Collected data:
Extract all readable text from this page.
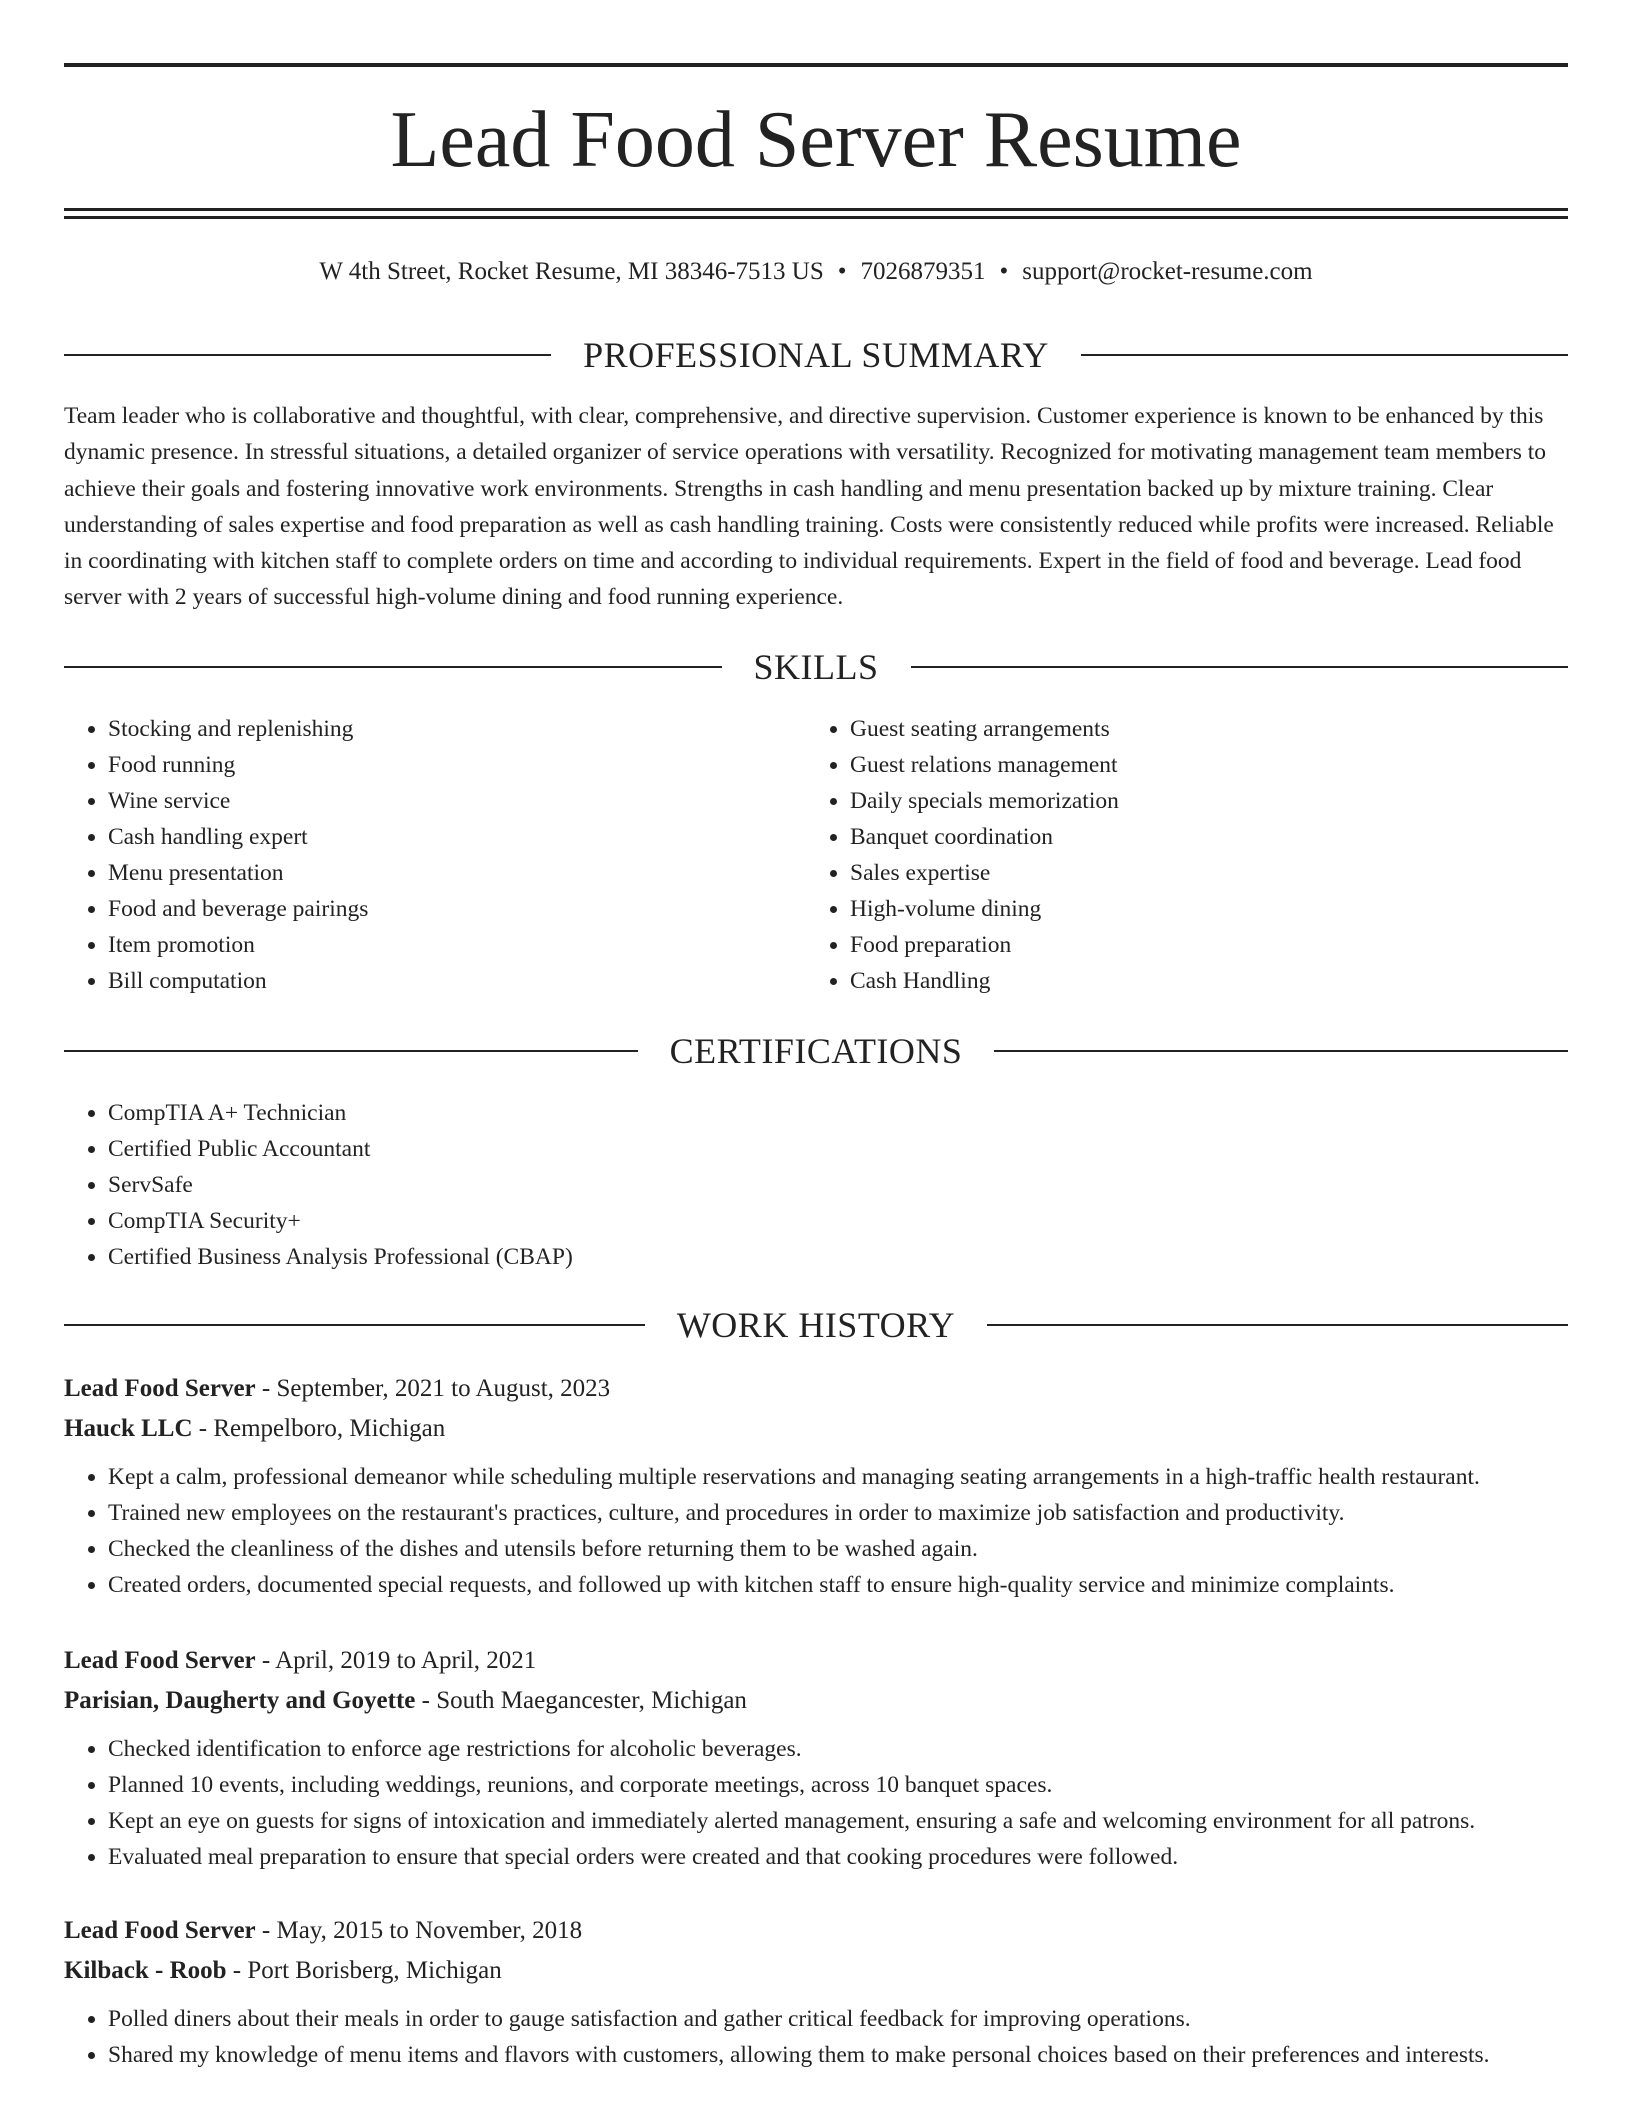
Lead Food Server Resume
W 4th Street, Rocket Resume, MI 38346-7513 US • 7026879351 • support@rocket-resume.com
PROFESSIONAL SUMMARY

Team leader who is collaborative and thoughtful, with clear, comprehensive, and directive supervision. Customer experience is known to be enhanced by this dynamic presence. In stressful situations, a detailed organizer of service operations with versatility. Recognized for motivating management team members to achieve their goals and fostering innovative work environments. Strengths in cash handling and menu presentation backed up by mixture training. Clear understanding of sales expertise and food preparation as well as cash handling training. Costs were consistently reduced while profits were increased. Reliable in coordinating with kitchen staff to complete orders on time and according to individual requirements. Expert in the field of food and beverage. Lead food server with 2 years of successful high-volume dining and food running experience.

SKILLS
• Stocking and replenishing
• Food running
• Wine service
• Cash handling expert
• Menu presentation
• Food and beverage pairings
• Item promotion
• Bill computation
• Guest seating arrangements
• Guest relations management
• Daily specials memorization
• Banquet coordination
• Sales expertise
• High-volume dining
• Food preparation
• Cash Handling
CERTIFICATIONS
• CompTIA A+ Technician
• Certified Public Accountant
• ServSafe
• CompTIA Security+
• Certified Business Analysis Professional (CBAP)
WORK HISTORY
Lead Food Server - September, 2021 to August, 2023
Hauck LLC - Rempelboro, Michigan
• Kept a calm, professional demeanor while scheduling multiple reservations and managing seating arrangements in a high-traffic health restaurant.
• Trained new employees on the restaurant's practices, culture, and procedures in order to maximize job satisfaction and productivity.
• Checked the cleanliness of the dishes and utensils before returning them to be washed again.
• Created orders, documented special requests, and followed up with kitchen staff to ensure high-quality service and minimize complaints.
Lead Food Server - April, 2019 to April, 2021
Parisian, Daugherty and Goyette - South Maegancester, Michigan
• Checked identification to enforce age restrictions for alcoholic beverages.
• Planned 10 events, including weddings, reunions, and corporate meetings, across 10 banquet spaces.
• Kept an eye on guests for signs of intoxication and immediately alerted management, ensuring a safe and welcoming environment for all patrons.
• Evaluated meal preparation to ensure that special orders were created and that cooking procedures were followed.
Lead Food Server - May, 2015 to November, 2018
Kilback - Roob - Port Borisberg, Michigan
• Polled diners about their meals in order to gauge satisfaction and gather critical feedback for improving operations.
• Shared my knowledge of menu items and flavors with customers, allowing them to make personal choices based on their preferences and interests.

§ **Task description**
Write out all the entries word for word, but skip any images.

§ **Exercise solution**
Extract all readable text from this page.
Lead Food Server Resume
W 4th Street, Rocket Resume, MI 38346-7513 US • 7026879351 • support@rocket-resume.com
PROFESSIONAL SUMMARY

Team leader who is collaborative and thoughtful, with clear, comprehensive, and directive supervision. Customer experience is known to be enhanced by this dynamic presence. In stressful situations, a detailed organizer of service operations with versatility. Recognized for motivating management team members to achieve their goals and fostering innovative work environments. Strengths in cash handling and menu presentation backed up by mixture training. Clear understanding of sales expertise and food preparation as well as cash handling training. Costs were consistently reduced while profits were increased. Reliable in coordinating with kitchen staff to complete orders on time and according to individual requirements. Expert in the field of food and beverage. Lead food server with 2 years of successful high-volume dining and food running experience.

SKILLS
• Stocking and replenishing
• Food running
• Wine service
• Cash handling expert
• Menu presentation
• Food and beverage pairings
• Item promotion
• Bill computation
• Guest seating arrangements
• Guest relations management
• Daily specials memorization
• Banquet coordination
• Sales expertise
• High-volume dining
• Food preparation
• Cash Handling
CERTIFICATIONS
• CompTIA A+ Technician
• Certified Public Accountant
• ServSafe
• CompTIA Security+
• Certified Business Analysis Professional (CBAP)
WORK HISTORY
Lead Food Server - September, 2021 to August, 2023
Hauck LLC - Rempelboro, Michigan
• Kept a calm, professional demeanor while scheduling multiple reservations and managing seating arrangements in a high-traffic health restaurant.
• Trained new employees on the restaurant's practices, culture, and procedures in order to maximize job satisfaction and productivity.
• Checked the cleanliness of the dishes and utensils before returning them to be washed again.
• Created orders, documented special requests, and followed up with kitchen staff to ensure high-quality service and minimize complaints.
Lead Food Server - April, 2019 to April, 2021
Parisian, Daugherty and Goyette - South Maegancester, Michigan
• Checked identification to enforce age restrictions for alcoholic beverages.
• Planned 10 events, including weddings, reunions, and corporate meetings, across 10 banquet spaces.
• Kept an eye on guests for signs of intoxication and immediately alerted management, ensuring a safe and welcoming environment for all patrons.
• Evaluated meal preparation to ensure that special orders were created and that cooking procedures were followed.
Lead Food Server - May, 2015 to November, 2018
Kilback - Roob - Port Borisberg, Michigan
• Polled diners about their meals in order to gauge satisfaction and gather critical feedback for improving operations.
• Shared my knowledge of menu items and flavors with customers, allowing them to make personal choices based on their preferences and interests.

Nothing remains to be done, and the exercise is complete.